# Task goal:
Count every line that holds the string "Halcyon", and report the number alone.

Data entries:

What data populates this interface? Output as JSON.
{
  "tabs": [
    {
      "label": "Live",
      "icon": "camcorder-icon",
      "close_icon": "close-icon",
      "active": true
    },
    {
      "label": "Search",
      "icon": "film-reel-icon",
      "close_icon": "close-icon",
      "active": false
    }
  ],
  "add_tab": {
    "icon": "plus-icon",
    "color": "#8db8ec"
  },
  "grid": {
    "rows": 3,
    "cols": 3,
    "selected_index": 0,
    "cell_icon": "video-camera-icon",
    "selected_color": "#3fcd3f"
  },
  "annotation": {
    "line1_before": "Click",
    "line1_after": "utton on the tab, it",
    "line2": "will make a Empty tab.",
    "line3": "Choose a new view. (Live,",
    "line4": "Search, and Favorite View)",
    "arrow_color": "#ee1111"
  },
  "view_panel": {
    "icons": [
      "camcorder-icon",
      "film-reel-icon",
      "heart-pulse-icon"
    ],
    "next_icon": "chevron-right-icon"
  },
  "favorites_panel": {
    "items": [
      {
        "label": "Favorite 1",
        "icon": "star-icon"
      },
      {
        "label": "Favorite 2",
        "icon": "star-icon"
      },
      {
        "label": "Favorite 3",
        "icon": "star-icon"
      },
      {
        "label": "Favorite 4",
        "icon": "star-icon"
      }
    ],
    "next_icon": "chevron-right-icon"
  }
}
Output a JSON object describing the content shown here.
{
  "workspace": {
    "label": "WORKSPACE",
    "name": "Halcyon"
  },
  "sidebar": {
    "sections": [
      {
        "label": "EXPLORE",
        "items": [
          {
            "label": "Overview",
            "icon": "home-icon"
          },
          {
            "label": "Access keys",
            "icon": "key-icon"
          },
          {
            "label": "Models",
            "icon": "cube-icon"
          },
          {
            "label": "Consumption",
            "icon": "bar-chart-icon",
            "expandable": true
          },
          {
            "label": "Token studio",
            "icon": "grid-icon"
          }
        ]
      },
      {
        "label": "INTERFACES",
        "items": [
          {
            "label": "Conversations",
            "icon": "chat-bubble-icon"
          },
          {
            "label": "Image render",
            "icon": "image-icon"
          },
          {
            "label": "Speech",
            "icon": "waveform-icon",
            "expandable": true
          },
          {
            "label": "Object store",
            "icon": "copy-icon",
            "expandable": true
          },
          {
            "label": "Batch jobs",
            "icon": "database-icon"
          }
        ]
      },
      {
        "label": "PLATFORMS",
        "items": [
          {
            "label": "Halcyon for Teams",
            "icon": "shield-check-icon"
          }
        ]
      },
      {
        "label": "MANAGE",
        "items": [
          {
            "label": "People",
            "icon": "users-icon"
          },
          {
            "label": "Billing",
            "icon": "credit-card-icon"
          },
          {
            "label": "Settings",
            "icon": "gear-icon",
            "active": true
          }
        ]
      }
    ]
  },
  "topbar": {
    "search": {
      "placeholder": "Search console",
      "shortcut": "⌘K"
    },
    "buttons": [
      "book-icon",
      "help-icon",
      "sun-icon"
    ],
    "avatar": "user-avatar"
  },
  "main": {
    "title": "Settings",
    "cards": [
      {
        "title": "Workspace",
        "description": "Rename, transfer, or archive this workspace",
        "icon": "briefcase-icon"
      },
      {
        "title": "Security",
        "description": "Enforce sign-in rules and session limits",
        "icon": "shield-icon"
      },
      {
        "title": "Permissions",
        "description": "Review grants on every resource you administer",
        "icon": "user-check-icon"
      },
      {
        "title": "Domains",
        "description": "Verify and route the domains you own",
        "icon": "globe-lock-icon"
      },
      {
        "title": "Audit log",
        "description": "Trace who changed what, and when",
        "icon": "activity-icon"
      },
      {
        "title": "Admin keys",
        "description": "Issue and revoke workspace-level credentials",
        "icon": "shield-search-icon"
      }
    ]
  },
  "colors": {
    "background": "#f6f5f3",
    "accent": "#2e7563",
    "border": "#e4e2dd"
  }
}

# Task solution:
2